**** INPUT ROWS

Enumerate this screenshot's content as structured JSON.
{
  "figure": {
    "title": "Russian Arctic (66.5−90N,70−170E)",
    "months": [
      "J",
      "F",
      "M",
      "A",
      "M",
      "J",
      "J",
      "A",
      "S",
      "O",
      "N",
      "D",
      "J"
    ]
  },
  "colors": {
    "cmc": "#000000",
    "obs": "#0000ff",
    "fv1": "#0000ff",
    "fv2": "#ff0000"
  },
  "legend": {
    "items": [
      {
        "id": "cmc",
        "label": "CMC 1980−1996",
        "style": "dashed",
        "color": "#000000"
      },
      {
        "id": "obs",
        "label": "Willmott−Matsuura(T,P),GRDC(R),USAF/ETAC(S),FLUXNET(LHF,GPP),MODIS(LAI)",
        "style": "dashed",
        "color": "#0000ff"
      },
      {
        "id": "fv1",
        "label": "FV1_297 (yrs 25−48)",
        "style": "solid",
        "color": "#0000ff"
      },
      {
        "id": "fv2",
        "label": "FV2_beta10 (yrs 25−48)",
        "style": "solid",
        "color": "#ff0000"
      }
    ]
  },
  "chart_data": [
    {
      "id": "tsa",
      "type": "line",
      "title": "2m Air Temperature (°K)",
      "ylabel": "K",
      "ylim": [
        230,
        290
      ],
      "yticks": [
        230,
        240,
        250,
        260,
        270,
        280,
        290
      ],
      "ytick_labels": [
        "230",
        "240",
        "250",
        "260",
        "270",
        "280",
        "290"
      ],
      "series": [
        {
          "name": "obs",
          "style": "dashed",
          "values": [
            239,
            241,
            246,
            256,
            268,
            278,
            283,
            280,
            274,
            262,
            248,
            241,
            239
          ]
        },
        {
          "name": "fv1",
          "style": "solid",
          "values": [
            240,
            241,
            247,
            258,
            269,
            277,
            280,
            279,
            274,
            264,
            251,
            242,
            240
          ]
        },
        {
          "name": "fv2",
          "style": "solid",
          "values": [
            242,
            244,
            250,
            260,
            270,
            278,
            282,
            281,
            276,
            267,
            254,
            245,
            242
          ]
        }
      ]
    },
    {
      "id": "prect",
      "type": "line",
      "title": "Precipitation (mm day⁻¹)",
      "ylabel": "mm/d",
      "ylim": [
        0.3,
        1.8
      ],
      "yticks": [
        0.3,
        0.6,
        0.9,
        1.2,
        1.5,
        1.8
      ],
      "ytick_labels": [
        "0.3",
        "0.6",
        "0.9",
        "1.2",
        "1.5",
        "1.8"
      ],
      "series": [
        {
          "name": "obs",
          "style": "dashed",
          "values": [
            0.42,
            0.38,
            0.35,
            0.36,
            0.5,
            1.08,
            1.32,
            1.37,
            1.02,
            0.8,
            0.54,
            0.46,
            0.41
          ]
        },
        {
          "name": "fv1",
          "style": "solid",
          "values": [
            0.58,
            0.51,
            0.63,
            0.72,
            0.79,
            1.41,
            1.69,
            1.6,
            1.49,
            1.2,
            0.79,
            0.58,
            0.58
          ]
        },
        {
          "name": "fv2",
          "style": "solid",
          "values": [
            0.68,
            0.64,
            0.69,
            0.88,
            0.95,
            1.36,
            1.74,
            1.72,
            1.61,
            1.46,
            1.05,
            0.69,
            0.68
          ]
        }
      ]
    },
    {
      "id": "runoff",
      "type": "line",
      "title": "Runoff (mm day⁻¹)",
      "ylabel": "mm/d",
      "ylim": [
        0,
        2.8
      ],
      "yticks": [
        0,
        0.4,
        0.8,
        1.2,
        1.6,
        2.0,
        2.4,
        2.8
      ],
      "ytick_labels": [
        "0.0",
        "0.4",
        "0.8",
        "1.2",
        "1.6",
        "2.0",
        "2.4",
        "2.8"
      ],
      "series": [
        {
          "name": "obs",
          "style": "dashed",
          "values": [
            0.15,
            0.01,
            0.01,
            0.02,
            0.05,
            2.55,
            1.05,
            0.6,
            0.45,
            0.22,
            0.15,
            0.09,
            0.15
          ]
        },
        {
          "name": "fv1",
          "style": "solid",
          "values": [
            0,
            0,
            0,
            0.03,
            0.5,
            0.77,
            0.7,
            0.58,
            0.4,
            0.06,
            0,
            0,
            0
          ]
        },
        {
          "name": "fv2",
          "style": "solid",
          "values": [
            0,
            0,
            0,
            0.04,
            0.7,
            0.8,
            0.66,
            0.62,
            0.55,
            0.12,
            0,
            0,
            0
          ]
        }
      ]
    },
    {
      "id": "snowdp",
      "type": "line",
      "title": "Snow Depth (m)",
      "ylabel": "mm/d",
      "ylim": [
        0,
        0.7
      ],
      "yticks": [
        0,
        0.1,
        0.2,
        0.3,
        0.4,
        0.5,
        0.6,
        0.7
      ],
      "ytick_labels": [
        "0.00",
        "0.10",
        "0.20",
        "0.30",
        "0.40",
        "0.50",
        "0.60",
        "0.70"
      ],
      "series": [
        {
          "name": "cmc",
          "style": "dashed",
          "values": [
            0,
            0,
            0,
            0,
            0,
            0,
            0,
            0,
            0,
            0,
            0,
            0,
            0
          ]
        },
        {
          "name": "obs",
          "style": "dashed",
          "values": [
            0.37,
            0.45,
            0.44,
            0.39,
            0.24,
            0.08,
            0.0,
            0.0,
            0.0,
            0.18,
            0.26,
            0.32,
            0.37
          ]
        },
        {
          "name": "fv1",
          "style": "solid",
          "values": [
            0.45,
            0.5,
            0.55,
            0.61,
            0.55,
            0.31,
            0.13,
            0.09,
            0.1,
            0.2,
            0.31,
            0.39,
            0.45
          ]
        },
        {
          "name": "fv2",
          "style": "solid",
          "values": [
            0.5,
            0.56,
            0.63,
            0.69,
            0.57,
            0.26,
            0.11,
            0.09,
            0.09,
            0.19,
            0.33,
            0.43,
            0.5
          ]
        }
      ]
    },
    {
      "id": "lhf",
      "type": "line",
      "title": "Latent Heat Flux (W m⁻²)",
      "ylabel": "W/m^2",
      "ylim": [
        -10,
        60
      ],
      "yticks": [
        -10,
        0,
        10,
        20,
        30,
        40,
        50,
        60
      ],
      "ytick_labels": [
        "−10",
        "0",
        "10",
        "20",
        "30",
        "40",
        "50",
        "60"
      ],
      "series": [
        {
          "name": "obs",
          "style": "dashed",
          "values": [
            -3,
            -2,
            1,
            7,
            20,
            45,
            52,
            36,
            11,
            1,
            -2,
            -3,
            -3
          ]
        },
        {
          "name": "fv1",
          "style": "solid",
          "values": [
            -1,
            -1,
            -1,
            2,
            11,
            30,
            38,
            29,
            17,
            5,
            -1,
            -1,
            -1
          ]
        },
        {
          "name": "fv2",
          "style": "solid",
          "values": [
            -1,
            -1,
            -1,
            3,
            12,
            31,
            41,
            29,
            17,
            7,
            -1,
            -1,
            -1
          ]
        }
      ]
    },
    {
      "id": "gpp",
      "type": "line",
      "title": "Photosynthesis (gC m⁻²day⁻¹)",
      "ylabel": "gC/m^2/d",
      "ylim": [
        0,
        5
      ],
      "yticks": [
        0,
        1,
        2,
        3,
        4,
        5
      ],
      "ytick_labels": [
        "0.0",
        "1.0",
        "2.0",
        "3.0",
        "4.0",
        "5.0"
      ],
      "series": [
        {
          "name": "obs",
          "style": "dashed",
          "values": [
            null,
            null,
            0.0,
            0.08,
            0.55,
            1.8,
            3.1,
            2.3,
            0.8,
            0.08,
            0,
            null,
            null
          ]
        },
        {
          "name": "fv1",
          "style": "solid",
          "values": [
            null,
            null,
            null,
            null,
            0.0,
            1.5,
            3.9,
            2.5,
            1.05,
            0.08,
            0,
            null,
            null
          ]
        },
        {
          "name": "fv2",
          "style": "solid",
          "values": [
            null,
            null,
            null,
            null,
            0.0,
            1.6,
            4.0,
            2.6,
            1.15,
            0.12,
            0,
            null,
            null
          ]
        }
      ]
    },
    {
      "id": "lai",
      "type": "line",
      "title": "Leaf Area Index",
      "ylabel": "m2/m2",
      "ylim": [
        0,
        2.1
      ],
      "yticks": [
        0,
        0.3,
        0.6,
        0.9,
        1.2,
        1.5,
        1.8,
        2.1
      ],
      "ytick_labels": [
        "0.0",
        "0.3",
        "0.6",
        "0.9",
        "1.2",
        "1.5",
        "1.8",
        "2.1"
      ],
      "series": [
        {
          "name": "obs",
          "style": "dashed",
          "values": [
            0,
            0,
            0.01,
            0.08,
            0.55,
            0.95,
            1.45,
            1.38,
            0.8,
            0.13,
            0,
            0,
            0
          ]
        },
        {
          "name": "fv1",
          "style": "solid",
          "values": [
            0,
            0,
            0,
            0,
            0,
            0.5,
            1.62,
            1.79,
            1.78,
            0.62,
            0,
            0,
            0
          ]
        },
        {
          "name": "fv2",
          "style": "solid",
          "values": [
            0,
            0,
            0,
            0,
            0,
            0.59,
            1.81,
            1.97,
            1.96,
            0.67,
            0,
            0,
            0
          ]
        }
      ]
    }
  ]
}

********

DIRECTION:
Determine the number of lines containing "ylabel". Write only that number.

ANSWER TO THE TASK:
7